What is asked. Tally the lines containing the word "type", and report the tally alone.

BEGIN Raw records

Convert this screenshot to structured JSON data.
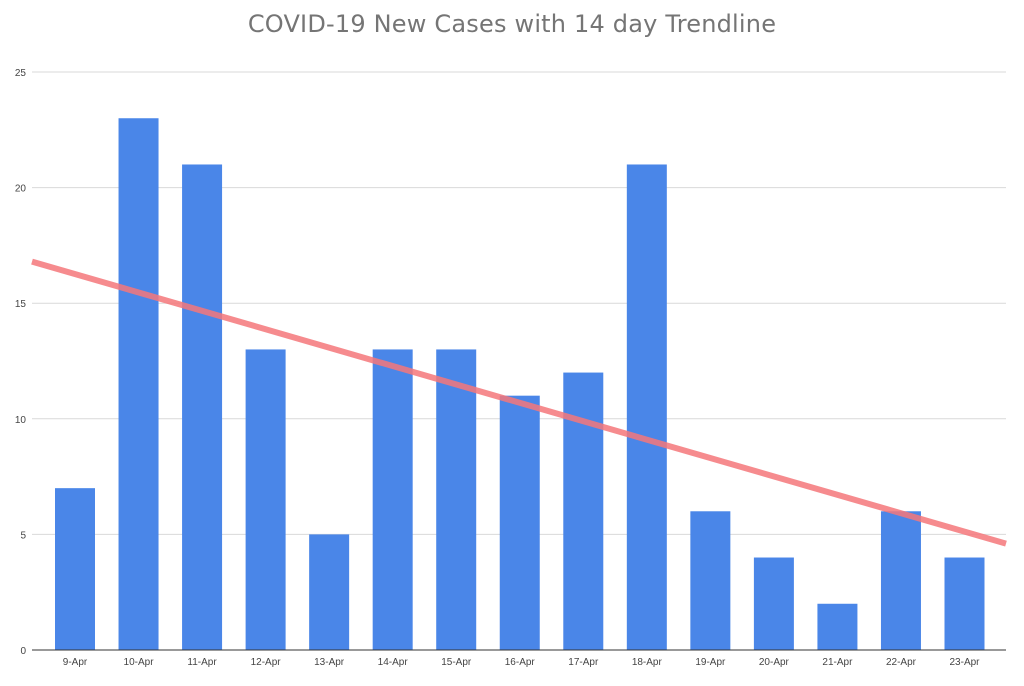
{
  "chart_data": {
    "type": "bar",
    "title": "COVID-19 New Cases with 14 day Trendline",
    "xlabel": "",
    "ylabel": "",
    "categories": [
      "9-Apr",
      "10-Apr",
      "11-Apr",
      "12-Apr",
      "13-Apr",
      "14-Apr",
      "15-Apr",
      "16-Apr",
      "17-Apr",
      "18-Apr",
      "19-Apr",
      "20-Apr",
      "21-Apr",
      "22-Apr",
      "23-Apr"
    ],
    "values": [
      7,
      23,
      21,
      13,
      5,
      13,
      13,
      11,
      12,
      21,
      6,
      4,
      2,
      6,
      4
    ],
    "ylim": [
      0,
      25
    ],
    "yticks": [
      0,
      5,
      10,
      15,
      20,
      25
    ],
    "grid": true,
    "legend": "none",
    "trendline": {
      "type": "linear",
      "start_value": 16.8,
      "end_value": 4.6
    },
    "colors": {
      "bar": "#4a86e8",
      "trendline": "#f4777a",
      "grid": "#d9d9d9",
      "axis": "#333333",
      "title": "#757575",
      "tick_text": "#444444"
    }
  }
}
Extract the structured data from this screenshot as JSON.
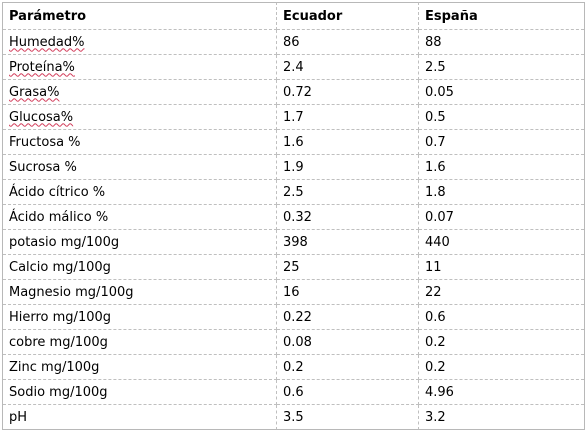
{
  "table": {
    "headers": [
      "Parámetro",
      "Ecuador",
      "España"
    ],
    "rows": [
      {
        "param": "Humedad%",
        "ecuador": "86",
        "espana": "88",
        "spell": true
      },
      {
        "param": "Proteína%",
        "ecuador": "2.4",
        "espana": "2.5",
        "spell": true
      },
      {
        "param": "Grasa%",
        "ecuador": "0.72",
        "espana": "0.05",
        "spell": true
      },
      {
        "param": "Glucosa%",
        "ecuador": "1.7",
        "espana": "0.5",
        "spell": true
      },
      {
        "param": "Fructosa %",
        "ecuador": "1.6",
        "espana": "0.7",
        "spell": false
      },
      {
        "param": "Sucrosa %",
        "ecuador": "1.9",
        "espana": "1.6",
        "spell": false
      },
      {
        "param": "Ácido cítrico %",
        "ecuador": "2.5",
        "espana": "1.8",
        "spell": false
      },
      {
        "param": "Ácido málico %",
        "ecuador": "0.32",
        "espana": "0.07",
        "spell": false
      },
      {
        "param": "potasio mg/100g",
        "ecuador": "398",
        "espana": "440",
        "spell": false
      },
      {
        "param": "Calcio  mg/100g",
        "ecuador": "25",
        "espana": "11",
        "spell": false
      },
      {
        "param": "Magnesio mg/100g",
        "ecuador": "16",
        "espana": "22",
        "spell": false
      },
      {
        "param": "Hierro mg/100g",
        "ecuador": "0.22",
        "espana": "0.6",
        "spell": false
      },
      {
        "param": "cobre mg/100g",
        "ecuador": "0.08",
        "espana": "0.2",
        "spell": false
      },
      {
        "param": "Zinc mg/100g",
        "ecuador": "0.2",
        "espana": "0.2",
        "spell": false
      },
      {
        "param": "Sodio mg/100g",
        "ecuador": "0.6",
        "espana": "4.96",
        "spell": false
      },
      {
        "param": "pH",
        "ecuador": "3.5",
        "espana": "3.2",
        "spell": false
      }
    ]
  },
  "colors": {
    "spellcheck_underline": "#d23c5a",
    "border": "#b8b8b8"
  }
}
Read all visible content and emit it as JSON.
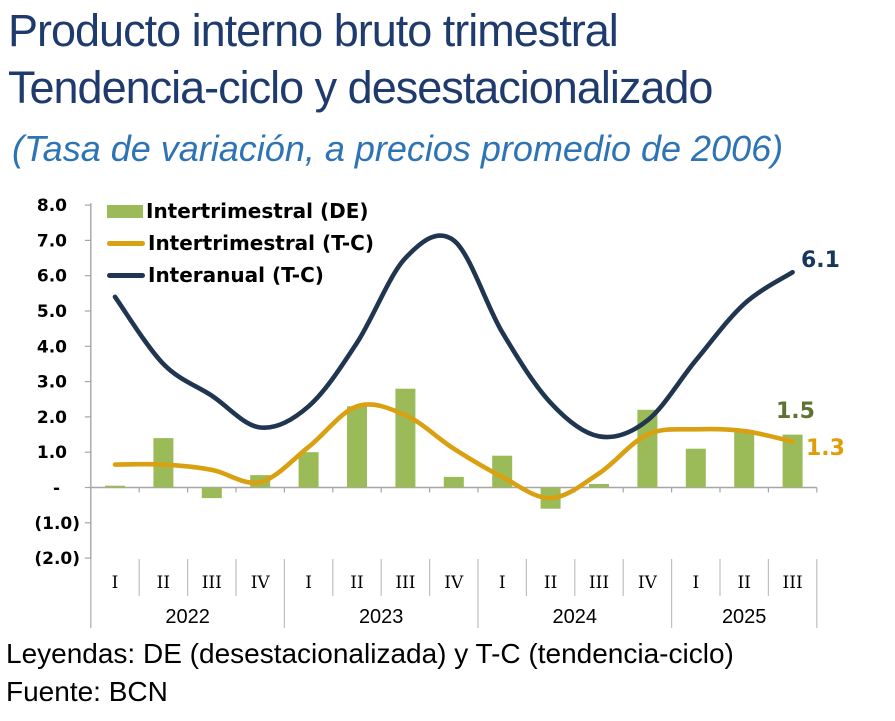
{
  "header": {
    "title_line1": "Producto interno bruto trimestral",
    "title_line2": "Tendencia-ciclo y desestacionalizado",
    "subtitle": "(Tasa de variación, a precios promedio de 2006)"
  },
  "footer": {
    "legend_note": "Leyendas: DE (desestacionalizada) y T-C (tendencia-ciclo)",
    "source": "Fuente: BCN"
  },
  "chart_data": {
    "type": "combo-bar-line",
    "grid": false,
    "legend_position": "top-left",
    "x_categories": {
      "quarters": [
        "I",
        "II",
        "III",
        "IV",
        "I",
        "II",
        "III",
        "IV",
        "I",
        "II",
        "III",
        "IV",
        "I",
        "II",
        "III"
      ],
      "years": [
        {
          "label": "2022",
          "quarters": 4
        },
        {
          "label": "2023",
          "quarters": 4
        },
        {
          "label": "2024",
          "quarters": 4
        },
        {
          "label": "2025",
          "quarters": 3
        }
      ]
    },
    "y_axis": {
      "range": [
        -2,
        8
      ],
      "ticks": [
        {
          "label": "8.0",
          "value": 8
        },
        {
          "label": "7.0",
          "value": 7
        },
        {
          "label": "6.0",
          "value": 6
        },
        {
          "label": "5.0",
          "value": 5
        },
        {
          "label": "4.0",
          "value": 4
        },
        {
          "label": "3.0",
          "value": 3
        },
        {
          "label": "2.0",
          "value": 2
        },
        {
          "label": "1.0",
          "value": 1
        },
        {
          "label": "-",
          "value": 0
        },
        {
          "label": "(1.0)",
          "value": -1
        },
        {
          "label": "(2.0)",
          "value": -2
        }
      ]
    },
    "series": [
      {
        "name": "Intertrimestral (DE)",
        "type": "bar",
        "color": "#9BBB59",
        "label_color": "#5F7231",
        "end_label": "1.5",
        "values": [
          0.05,
          1.4,
          -0.3,
          0.35,
          1.0,
          2.3,
          2.8,
          0.3,
          0.9,
          -0.6,
          0.1,
          2.2,
          1.1,
          1.6,
          1.5
        ]
      },
      {
        "name": "Intertrimestral (T-C)",
        "type": "line",
        "color": "#D9A012",
        "label_color": "#E09C09",
        "end_label": "1.3",
        "values": [
          0.65,
          0.65,
          0.5,
          0.15,
          1.15,
          2.3,
          2.05,
          1.1,
          0.3,
          -0.3,
          0.4,
          1.5,
          1.65,
          1.6,
          1.3
        ]
      },
      {
        "name": "Interanual (T-C)",
        "type": "line",
        "color": "#1F3550",
        "label_color": "#17375D",
        "end_label": "6.1",
        "values": [
          5.4,
          3.5,
          2.6,
          1.7,
          2.3,
          4.1,
          6.5,
          7.0,
          4.4,
          2.4,
          1.45,
          1.9,
          3.6,
          5.2,
          6.1
        ]
      }
    ]
  }
}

END Raw records

Response for this exercise. 6